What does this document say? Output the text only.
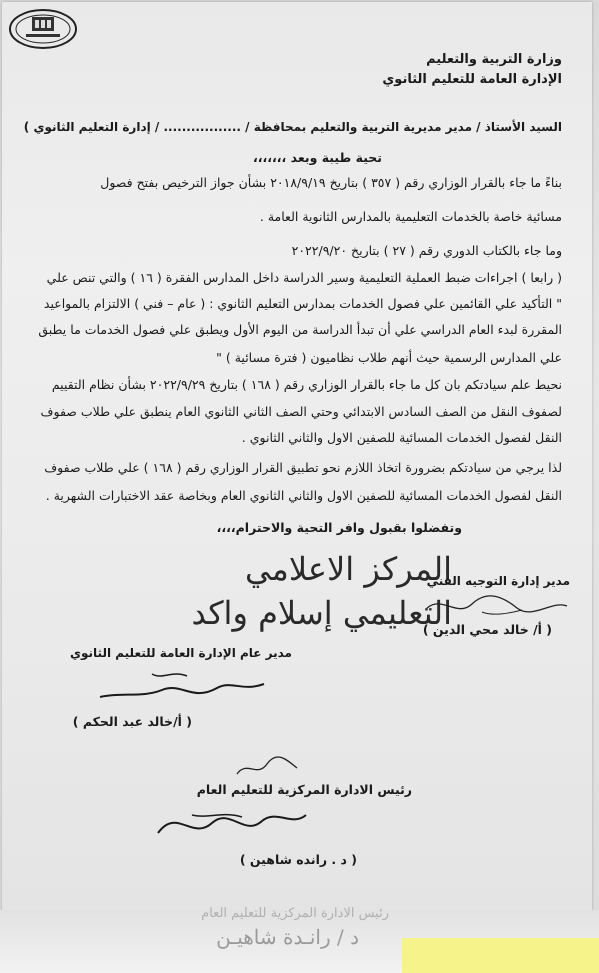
وزارة التربية والتعليم
الإدارة العامة للتعليم الثانوي
السيد الأستاذ / مدير مديرية التربية والتعليم بمحافظة / ................. / إدارة التعليم الثانوي )
تحية طيبة وبعد ،،،،،،،
بناءً ما جاء بالقرار الوزاري رقم ( ٣٥٧ ) بتاريخ ٢٠١٨/٩/١٩ بشأن جواز الترخيص بفتح فصول
مسائية خاصة بالخدمات التعليمية بالمدارس الثانوية العامة .
وما جاء بالكتاب الدوري رقم ( ٢٧ ) بتاريخ ٢٠٢٢/٩/٢٠
( رابعا ) اجراءات ضبط العملية التعليمية وسير الدراسة داخل المدارس الفقرة ( ١٦ ) والتي تنص علي
" التأكيد علي القائمين علي فصول الخدمات بمدارس التعليم الثانوي : ( عام – فني ) الالتزام بالمواعيد
المقررة لبدء العام الدراسي علي أن تبدأ الدراسة من اليوم الأول ويطبق علي فصول الخدمات ما يطبق
علي المدارس الرسمية حيث أنهم طلاب نظاميون ( فترة مسائية ) "
نحيط علم سيادتكم بان كل ما جاء بالقرار الوزاري رقم ( ١٦٨ ) بتاريخ ٢٠٢٢/٩/٢٩ بشأن نظام التقييم
لصفوف النقل من الصف السادس الابتدائي وحتي الصف الثاني الثانوي العام ينطبق علي طلاب صفوف
النقل لفصول الخدمات المسائية للصفين الاول والثاني الثانوي .
لذا يرجي من سيادتكم بضرورة اتخاذ اللازم نحو تطبيق القرار الوزاري رقم ( ١٦٨ ) علي طلاب صفوف
النقل لفصول الخدمات المسائية للصفين الاول والثاني الثانوي العام وبخاصة عقد الاختبارات الشهرية .
وتفضلوا بقبول وافر التحية والاحترام،،،،
المركز الاعلامي
التعليمي إسلام واكد
مدير إدارة التوجيه الفني
( أ/ خالد محي الدين )
مدير عام الإدارة العامة للتعليم الثانوي
( أ/خالد عبد الحكم )
رئيس الادارة المركزية للتعليم العام
( د . رانده شاهين )
رئيس الادارة المركزية للتعليم العام
د / رانـدة شاهيـن
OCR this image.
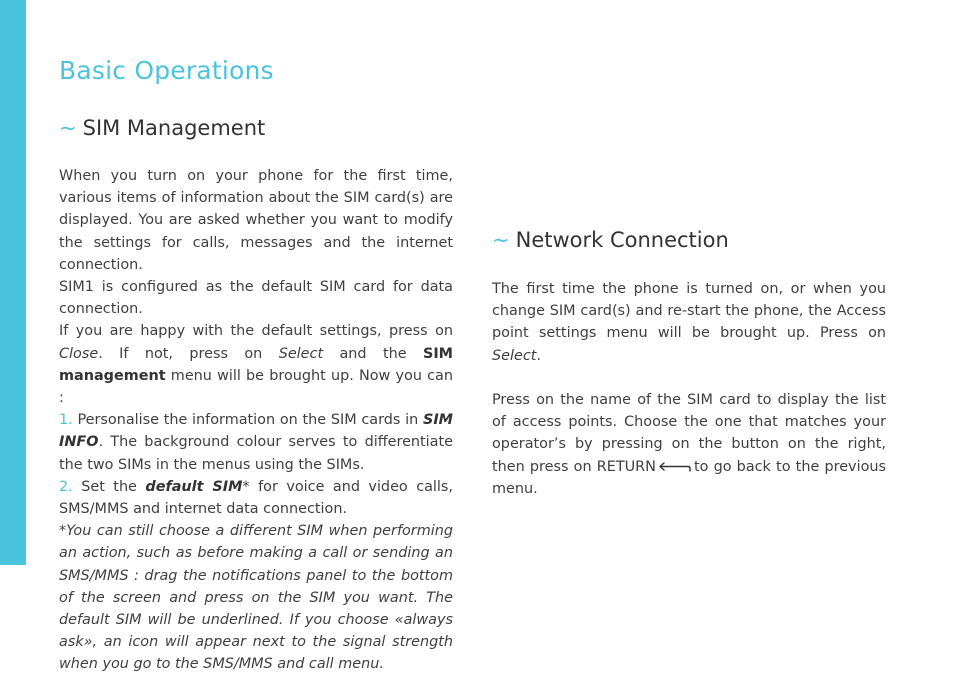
Basic Operations
~ SIM Management

When you turn on your phone for the first time, various items of information about the SIM card(s) are displayed. You are asked whether you want to modify the settings for calls, messages and the internet connection.

SIM1 is configured as the default SIM card for data connection.

If you are happy with the default settings, press on Close. If not, press on Select and the SIM management menu will be brought up. Now you can :

1. Personalise the information on the SIM cards in SIM INFO. The background colour serves to differentiate the two SIMs in the menus using the SIMs.

2. Set the default SIM* for voice and video calls, SMS/MMS and internet data connection.

*You can still choose a different SIM when performing an action, such as before making a call or sending an SMS/MMS : drag the notifications panel to the bottom of the screen and press on the SIM you want. The default SIM will be underlined. If you choose «always ask», an icon will appear next to the signal strength when you go to the SMS/MMS and call menu.

~ Network Connection

The first time the phone is turned on, or when you change SIM card(s) and re-start the phone, the Access point settings menu will be brought up. Press on Select.

Press on the name of the SIM card to display the list of access points. Choose the one that matches your operator’s by pressing on the button on the right, then press on RETURN	to go back to the previous menu.
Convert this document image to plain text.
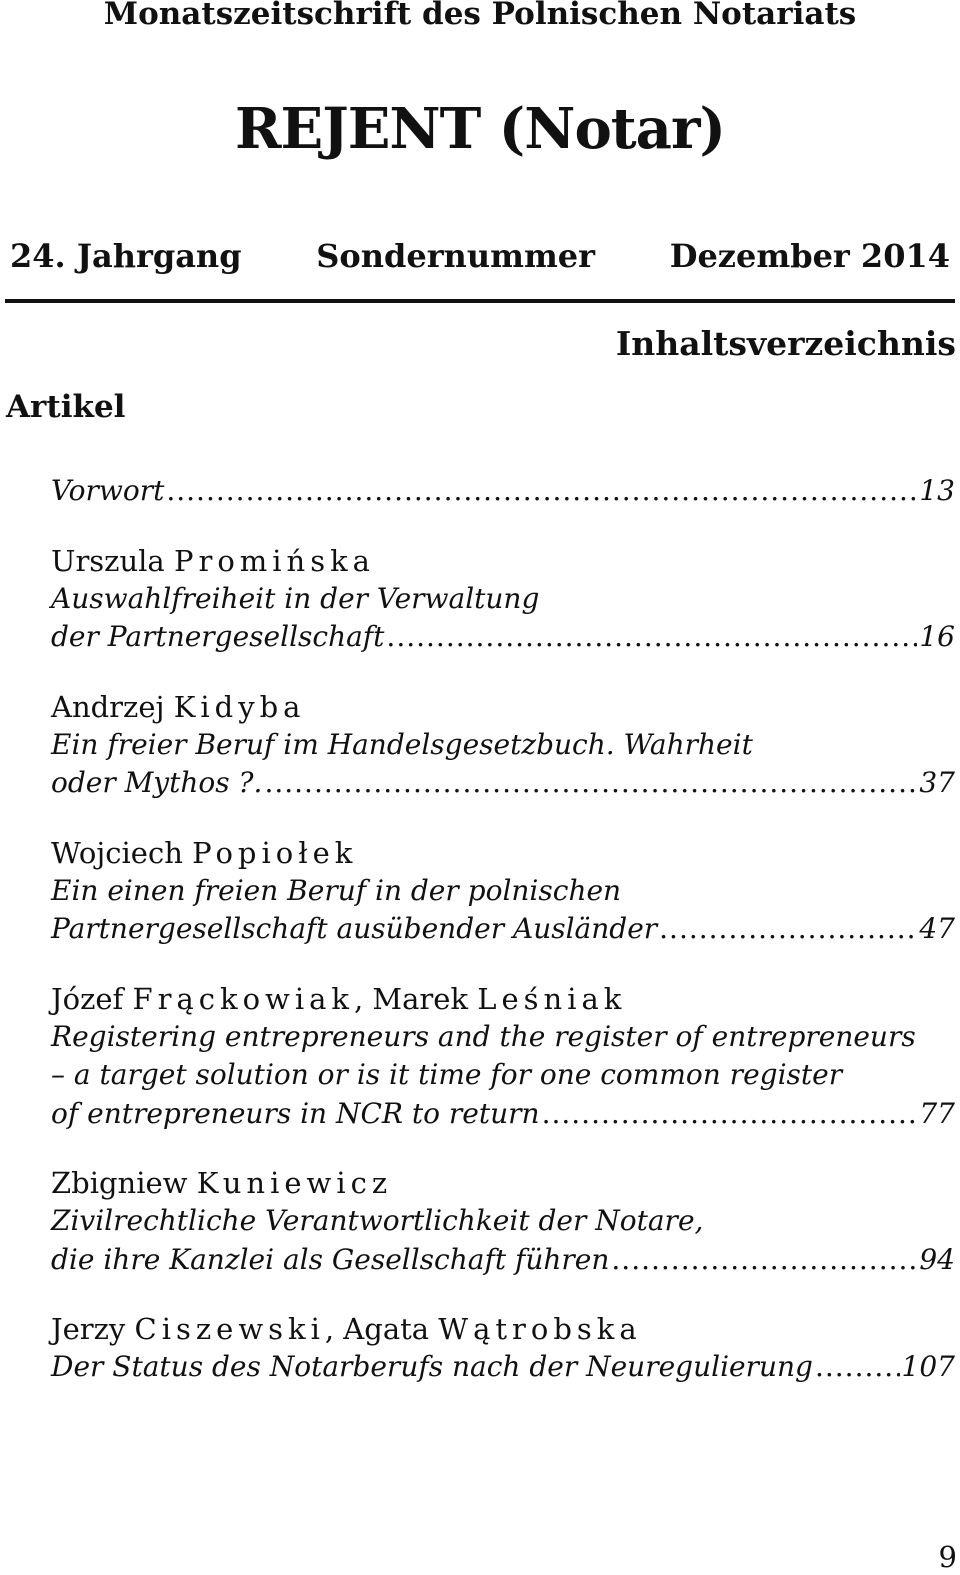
Monatszeitschrift des Polnischen Notariats
REJENT (Notar)
24. Jahrgang Sondernummer Dezember 2014
Inhaltsverzeichnis
Artikel
Vorwort .....	13
Urszula Promińska
Auswahlfreiheit in der Verwaltung
der Partnergesellschaft .....	16
Andrzej Kidyba
Ein freier Beruf im Handelsgesetzbuch. Wahrheit
oder Mythos ?. .....	37
Wojciech Popiołek
Ein einen freien Beruf in der polnischen
Partnergesellschaft ausübender Ausländer .....	47
Józef Frąckowiak, Marek Leśniak
Registering entrepreneurs and the register of entrepreneurs
– a target solution or is it time for one common register
of entrepreneurs in NCR to return .....	77
Zbigniew Kuniewicz
Zivilrechtliche Verantwortlichkeit der Notare,
die ihre Kanzlei als Gesellschaft führen .....	94
Jerzy Ciszewski, Agata Wątrobska
Der Status des Notarberufs nach der Neuregulierung .....	107
9
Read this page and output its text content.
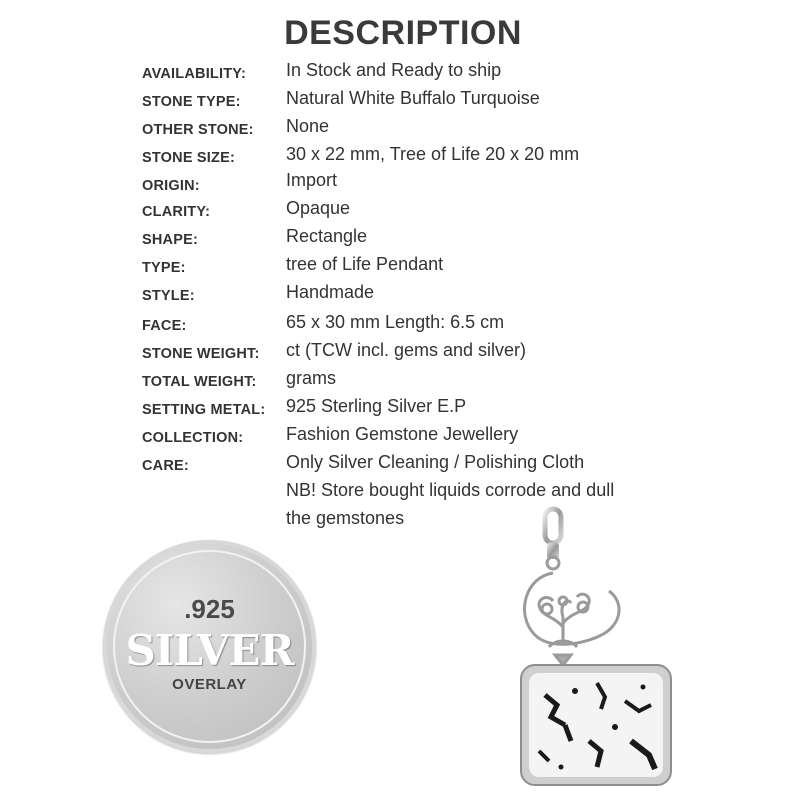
DESCRIPTION
AVAILABILITY: In Stock and Ready to ship
STONE TYPE:	Natural White Buffalo Turquoise
OTHER STONE: None
STONE SIZE:	30 x 22 mm, Tree of Life 20 x 20 mm
ORIGIN:	Import
CLARITY:	Opaque
SHAPE:	Rectangle
TYPE:	tree of Life Pendant
STYLE:	Handmade
FACE:	65 x 30 mm Length: 6.5 cm
STONE WEIGHT: ct (TCW incl. gems and silver)
TOTAL WEIGHT: grams
SETTING METAL: 925 Sterling Silver E.P
COLLECTION: Fashion Gemstone Jewellery
CARE:	Only Silver Cleaning / Polishing Cloth
NB! Store bought liquids corrode and dull
the gemstones
.925
SILVER
OVERLAY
· · · ·
### WORK TO DO
Gather all lines where the word "image" appears.

### FINISHED ANSWER
OCR this image.
Convert this document image to plain text.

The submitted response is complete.